§ Exercise task
Exactly reproduce each record listed below.

(Stored items)
◆ ◆ ◆ ◆ ◆ ◆ ◆
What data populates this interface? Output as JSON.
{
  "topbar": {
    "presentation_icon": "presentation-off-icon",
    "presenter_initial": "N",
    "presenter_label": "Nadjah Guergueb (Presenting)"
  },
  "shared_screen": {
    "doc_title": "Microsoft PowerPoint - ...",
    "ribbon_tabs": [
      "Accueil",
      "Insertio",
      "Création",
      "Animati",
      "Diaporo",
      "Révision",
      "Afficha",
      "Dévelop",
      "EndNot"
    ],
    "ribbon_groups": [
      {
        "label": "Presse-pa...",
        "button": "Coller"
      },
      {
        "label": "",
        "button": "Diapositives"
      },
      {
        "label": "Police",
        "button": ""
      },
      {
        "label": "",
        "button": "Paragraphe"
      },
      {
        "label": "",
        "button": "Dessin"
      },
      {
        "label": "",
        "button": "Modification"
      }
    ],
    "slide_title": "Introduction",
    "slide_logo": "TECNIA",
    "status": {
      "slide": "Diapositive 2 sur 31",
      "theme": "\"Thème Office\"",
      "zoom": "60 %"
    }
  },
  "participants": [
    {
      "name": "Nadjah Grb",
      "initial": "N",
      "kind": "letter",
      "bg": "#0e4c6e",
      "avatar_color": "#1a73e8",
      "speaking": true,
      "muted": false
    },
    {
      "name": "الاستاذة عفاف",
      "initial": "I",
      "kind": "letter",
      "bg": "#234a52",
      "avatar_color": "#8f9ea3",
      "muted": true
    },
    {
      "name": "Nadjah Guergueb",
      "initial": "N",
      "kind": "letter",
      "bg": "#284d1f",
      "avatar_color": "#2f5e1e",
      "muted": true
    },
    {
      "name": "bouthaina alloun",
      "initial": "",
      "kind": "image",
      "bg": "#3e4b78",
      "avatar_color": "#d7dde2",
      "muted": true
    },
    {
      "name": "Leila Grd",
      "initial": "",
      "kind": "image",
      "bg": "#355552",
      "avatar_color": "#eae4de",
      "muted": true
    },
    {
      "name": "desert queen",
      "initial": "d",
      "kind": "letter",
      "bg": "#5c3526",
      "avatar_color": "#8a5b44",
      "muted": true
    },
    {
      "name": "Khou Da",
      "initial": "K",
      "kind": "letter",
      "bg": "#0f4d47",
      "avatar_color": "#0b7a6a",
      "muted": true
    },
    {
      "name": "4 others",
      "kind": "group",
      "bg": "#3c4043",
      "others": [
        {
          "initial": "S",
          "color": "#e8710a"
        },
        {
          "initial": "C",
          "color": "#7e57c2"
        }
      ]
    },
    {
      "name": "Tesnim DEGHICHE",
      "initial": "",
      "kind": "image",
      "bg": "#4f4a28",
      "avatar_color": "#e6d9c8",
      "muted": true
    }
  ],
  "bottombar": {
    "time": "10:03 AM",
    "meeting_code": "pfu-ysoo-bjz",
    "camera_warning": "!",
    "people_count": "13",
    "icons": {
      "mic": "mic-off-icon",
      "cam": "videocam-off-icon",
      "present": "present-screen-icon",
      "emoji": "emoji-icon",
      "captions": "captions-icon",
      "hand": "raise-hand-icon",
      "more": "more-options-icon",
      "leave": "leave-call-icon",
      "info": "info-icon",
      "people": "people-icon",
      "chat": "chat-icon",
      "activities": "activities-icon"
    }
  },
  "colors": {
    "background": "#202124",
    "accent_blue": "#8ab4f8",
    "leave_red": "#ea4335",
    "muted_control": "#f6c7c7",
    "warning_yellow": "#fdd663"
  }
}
◆ ◆ ◆ ◆ ◆ ◆ ◆
§ Expected answer
What data populates this interface? Output as JSON.
{
  "topbar": {
    "presentation_icon": "presentation-off-icon",
    "presenter_initial": "N",
    "presenter_label": "Nadjah Guergueb (Presenting)"
  },
  "shared_screen": {
    "doc_title": "Microsoft PowerPoint - ...",
    "ribbon_tabs": [
      "Accueil",
      "Insertio",
      "Création",
      "Animati",
      "Diaporo",
      "Révision",
      "Afficha",
      "Dévelop",
      "EndNot"
    ],
    "ribbon_groups": [
      {
        "label": "Presse-pa...",
        "button": "Coller"
      },
      {
        "label": "",
        "button": "Diapositives"
      },
      {
        "label": "Police",
        "button": ""
      },
      {
        "label": "",
        "button": "Paragraphe"
      },
      {
        "label": "",
        "button": "Dessin"
      },
      {
        "label": "",
        "button": "Modification"
      }
    ],
    "slide_title": "Introduction",
    "slide_logo": "TECNIA",
    "status": {
      "slide": "Diapositive 2 sur 31",
      "theme": "\"Thème Office\"",
      "zoom": "60 %"
    }
  },
  "participants": [
    {
      "name": "Nadjah Grb",
      "initial": "N",
      "kind": "letter",
      "bg": "#0e4c6e",
      "avatar_color": "#1a73e8",
      "speaking": true,
      "muted": false
    },
    {
      "name": "الاستاذة عفاف",
      "initial": "I",
      "kind": "letter",
      "bg": "#234a52",
      "avatar_color": "#8f9ea3",
      "muted": true
    },
    {
      "name": "Nadjah Guergueb",
      "initial": "N",
      "kind": "letter",
      "bg": "#284d1f",
      "avatar_color": "#2f5e1e",
      "muted": true
    },
    {
      "name": "bouthaina alloun",
      "initial": "",
      "kind": "image",
      "bg": "#3e4b78",
      "avatar_color": "#d7dde2",
      "muted": true
    },
    {
      "name": "Leila Grd",
      "initial": "",
      "kind": "image",
      "bg": "#355552",
      "avatar_color": "#eae4de",
      "muted": true
    },
    {
      "name": "desert queen",
      "initial": "d",
      "kind": "letter",
      "bg": "#5c3526",
      "avatar_color": "#8a5b44",
      "muted": true
    },
    {
      "name": "Khou Da",
      "initial": "K",
      "kind": "letter",
      "bg": "#0f4d47",
      "avatar_color": "#0b7a6a",
      "muted": true
    },
    {
      "name": "4 others",
      "kind": "group",
      "bg": "#3c4043",
      "others": [
        {
          "initial": "S",
          "color": "#e8710a"
        },
        {
          "initial": "C",
          "color": "#7e57c2"
        }
      ]
    },
    {
      "name": "Tesnim DEGHICHE",
      "initial": "",
      "kind": "image",
      "bg": "#4f4a28",
      "avatar_color": "#e6d9c8",
      "muted": true
    }
  ],
  "bottombar": {
    "time": "10:03 AM",
    "meeting_code": "pfu-ysoo-bjz",
    "camera_warning": "!",
    "people_count": "13",
    "icons": {
      "mic": "mic-off-icon",
      "cam": "videocam-off-icon",
      "present": "present-screen-icon",
      "emoji": "emoji-icon",
      "captions": "captions-icon",
      "hand": "raise-hand-icon",
      "more": "more-options-icon",
      "leave": "leave-call-icon",
      "info": "info-icon",
      "people": "people-icon",
      "chat": "chat-icon",
      "activities": "activities-icon"
    }
  },
  "colors": {
    "background": "#202124",
    "accent_blue": "#8ab4f8",
    "leave_red": "#ea4335",
    "muted_control": "#f6c7c7",
    "warning_yellow": "#fdd663"
  }
}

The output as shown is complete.